-- START RECORDS --
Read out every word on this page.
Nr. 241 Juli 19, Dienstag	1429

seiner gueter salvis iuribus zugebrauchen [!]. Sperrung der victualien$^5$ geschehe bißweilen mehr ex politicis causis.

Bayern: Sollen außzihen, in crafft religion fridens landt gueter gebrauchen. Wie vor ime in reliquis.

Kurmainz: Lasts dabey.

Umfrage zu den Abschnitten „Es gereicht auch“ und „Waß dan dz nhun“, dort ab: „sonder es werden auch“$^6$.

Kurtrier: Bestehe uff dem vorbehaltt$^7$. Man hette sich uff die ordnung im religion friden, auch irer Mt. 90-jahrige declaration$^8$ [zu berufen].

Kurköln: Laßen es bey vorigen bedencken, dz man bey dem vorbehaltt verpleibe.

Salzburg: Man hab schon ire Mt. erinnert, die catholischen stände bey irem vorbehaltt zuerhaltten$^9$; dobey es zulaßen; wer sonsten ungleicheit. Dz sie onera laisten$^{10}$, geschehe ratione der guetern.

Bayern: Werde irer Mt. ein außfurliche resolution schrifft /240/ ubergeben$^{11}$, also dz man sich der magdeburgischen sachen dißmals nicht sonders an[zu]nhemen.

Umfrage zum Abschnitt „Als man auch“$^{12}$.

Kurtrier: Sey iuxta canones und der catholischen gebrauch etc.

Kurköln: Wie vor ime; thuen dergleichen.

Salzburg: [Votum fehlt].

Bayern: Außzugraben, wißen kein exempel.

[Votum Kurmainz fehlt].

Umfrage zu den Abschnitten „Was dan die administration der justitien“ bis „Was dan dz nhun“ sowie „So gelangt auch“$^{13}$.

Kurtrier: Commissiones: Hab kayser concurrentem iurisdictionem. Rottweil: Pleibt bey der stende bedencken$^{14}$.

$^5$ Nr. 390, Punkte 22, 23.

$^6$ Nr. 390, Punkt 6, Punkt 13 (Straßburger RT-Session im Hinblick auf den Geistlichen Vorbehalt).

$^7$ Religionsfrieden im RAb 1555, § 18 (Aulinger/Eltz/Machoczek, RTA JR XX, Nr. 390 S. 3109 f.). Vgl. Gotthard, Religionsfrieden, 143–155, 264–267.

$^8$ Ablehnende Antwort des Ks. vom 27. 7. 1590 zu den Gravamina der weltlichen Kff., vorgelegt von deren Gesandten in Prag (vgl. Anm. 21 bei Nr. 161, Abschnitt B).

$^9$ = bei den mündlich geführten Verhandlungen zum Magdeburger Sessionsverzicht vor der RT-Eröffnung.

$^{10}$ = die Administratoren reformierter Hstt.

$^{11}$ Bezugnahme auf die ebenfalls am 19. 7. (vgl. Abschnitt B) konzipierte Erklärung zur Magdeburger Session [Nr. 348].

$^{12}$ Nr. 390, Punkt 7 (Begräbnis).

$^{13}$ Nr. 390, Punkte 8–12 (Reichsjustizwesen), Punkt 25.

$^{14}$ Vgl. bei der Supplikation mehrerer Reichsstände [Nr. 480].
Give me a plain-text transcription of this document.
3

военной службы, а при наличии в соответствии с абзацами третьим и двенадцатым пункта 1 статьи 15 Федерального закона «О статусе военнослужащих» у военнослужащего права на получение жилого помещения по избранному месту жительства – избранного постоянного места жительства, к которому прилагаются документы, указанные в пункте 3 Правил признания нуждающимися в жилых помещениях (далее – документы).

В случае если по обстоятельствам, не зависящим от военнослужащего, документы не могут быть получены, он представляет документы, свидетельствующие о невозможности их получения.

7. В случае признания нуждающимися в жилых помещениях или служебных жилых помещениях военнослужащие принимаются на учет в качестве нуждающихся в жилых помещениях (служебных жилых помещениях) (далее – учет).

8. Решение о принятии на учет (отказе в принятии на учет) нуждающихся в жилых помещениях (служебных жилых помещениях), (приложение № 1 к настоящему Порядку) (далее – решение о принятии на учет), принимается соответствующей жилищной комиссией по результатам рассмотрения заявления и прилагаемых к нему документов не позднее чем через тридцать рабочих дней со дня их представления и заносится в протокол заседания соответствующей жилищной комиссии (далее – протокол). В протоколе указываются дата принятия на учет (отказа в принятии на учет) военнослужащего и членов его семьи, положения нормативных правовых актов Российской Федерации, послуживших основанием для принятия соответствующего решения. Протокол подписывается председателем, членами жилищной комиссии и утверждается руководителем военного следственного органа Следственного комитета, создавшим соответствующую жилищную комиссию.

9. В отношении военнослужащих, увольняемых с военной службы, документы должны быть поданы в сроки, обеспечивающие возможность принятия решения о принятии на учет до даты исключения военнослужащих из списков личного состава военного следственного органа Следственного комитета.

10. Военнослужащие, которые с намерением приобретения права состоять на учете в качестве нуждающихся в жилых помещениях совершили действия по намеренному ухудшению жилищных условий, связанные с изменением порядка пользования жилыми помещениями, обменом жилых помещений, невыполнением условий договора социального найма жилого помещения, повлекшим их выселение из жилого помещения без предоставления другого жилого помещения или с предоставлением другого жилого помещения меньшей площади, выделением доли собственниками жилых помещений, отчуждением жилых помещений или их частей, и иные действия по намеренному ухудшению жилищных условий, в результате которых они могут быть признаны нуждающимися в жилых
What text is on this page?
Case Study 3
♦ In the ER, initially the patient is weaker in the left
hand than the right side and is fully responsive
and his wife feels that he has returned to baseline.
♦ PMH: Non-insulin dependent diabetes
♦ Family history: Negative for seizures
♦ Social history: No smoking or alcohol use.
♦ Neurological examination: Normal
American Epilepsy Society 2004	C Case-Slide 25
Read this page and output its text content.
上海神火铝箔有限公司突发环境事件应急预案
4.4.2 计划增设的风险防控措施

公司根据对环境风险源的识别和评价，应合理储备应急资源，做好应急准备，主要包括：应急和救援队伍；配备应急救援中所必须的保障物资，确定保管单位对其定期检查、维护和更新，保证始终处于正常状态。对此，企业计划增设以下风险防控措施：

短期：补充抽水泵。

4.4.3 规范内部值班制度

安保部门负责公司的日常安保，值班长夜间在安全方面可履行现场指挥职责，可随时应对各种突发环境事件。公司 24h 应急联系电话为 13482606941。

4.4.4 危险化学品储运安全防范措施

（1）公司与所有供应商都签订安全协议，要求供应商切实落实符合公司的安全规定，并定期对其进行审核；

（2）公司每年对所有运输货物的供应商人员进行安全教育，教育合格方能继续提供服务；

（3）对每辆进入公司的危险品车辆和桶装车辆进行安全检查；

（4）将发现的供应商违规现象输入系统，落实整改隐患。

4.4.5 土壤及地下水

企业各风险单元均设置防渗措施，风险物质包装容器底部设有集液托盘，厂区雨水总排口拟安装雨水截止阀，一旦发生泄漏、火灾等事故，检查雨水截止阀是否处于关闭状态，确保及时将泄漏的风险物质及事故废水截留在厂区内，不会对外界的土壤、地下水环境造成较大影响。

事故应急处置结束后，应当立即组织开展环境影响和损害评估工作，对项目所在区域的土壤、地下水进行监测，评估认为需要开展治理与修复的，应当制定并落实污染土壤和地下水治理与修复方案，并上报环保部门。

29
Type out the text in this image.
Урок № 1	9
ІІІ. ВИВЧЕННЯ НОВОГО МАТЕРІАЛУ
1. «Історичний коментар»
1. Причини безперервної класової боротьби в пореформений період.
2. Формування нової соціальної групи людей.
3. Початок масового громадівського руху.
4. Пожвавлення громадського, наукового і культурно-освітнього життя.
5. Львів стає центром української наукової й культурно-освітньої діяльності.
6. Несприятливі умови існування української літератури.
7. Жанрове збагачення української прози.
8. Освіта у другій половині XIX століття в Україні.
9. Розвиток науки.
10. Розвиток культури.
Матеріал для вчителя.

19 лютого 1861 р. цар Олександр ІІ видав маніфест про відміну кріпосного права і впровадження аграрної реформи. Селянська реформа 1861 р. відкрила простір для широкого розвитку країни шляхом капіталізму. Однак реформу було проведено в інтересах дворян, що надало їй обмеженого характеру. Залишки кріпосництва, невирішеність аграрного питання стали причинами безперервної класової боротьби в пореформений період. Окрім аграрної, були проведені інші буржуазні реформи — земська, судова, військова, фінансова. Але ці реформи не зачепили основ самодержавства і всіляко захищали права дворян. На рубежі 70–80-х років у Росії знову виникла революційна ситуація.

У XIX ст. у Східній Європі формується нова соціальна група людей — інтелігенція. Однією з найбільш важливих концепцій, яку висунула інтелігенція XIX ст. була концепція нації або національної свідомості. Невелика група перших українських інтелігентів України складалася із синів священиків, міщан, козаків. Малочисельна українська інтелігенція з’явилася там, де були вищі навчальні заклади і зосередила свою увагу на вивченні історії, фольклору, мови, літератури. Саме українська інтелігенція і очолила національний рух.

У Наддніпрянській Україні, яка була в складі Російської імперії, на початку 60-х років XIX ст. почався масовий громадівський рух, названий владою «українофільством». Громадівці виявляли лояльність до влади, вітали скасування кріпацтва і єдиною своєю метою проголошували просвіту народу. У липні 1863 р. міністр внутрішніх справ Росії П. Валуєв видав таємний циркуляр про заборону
-- END RECORDS --
### EXERCISE:
Show every line from the listing above in which the string "Kurtrier" appears.

### TASK OUTPUT:
Kurtrier: Bestehe uff dem vorbehaltt$^7$. Man hette sich uff die ordnung im religion friden, auch irer Mt. 90-jahrige declaration$^8$ [zu berufen].
Kurtrier: Sey iuxta canones und der catholischen gebrauch etc.
Kurtrier: Commissiones: Hab kayser concurrentem iurisdictionem. Rottweil: Pleibt bey der stende bedencken$^{14}$.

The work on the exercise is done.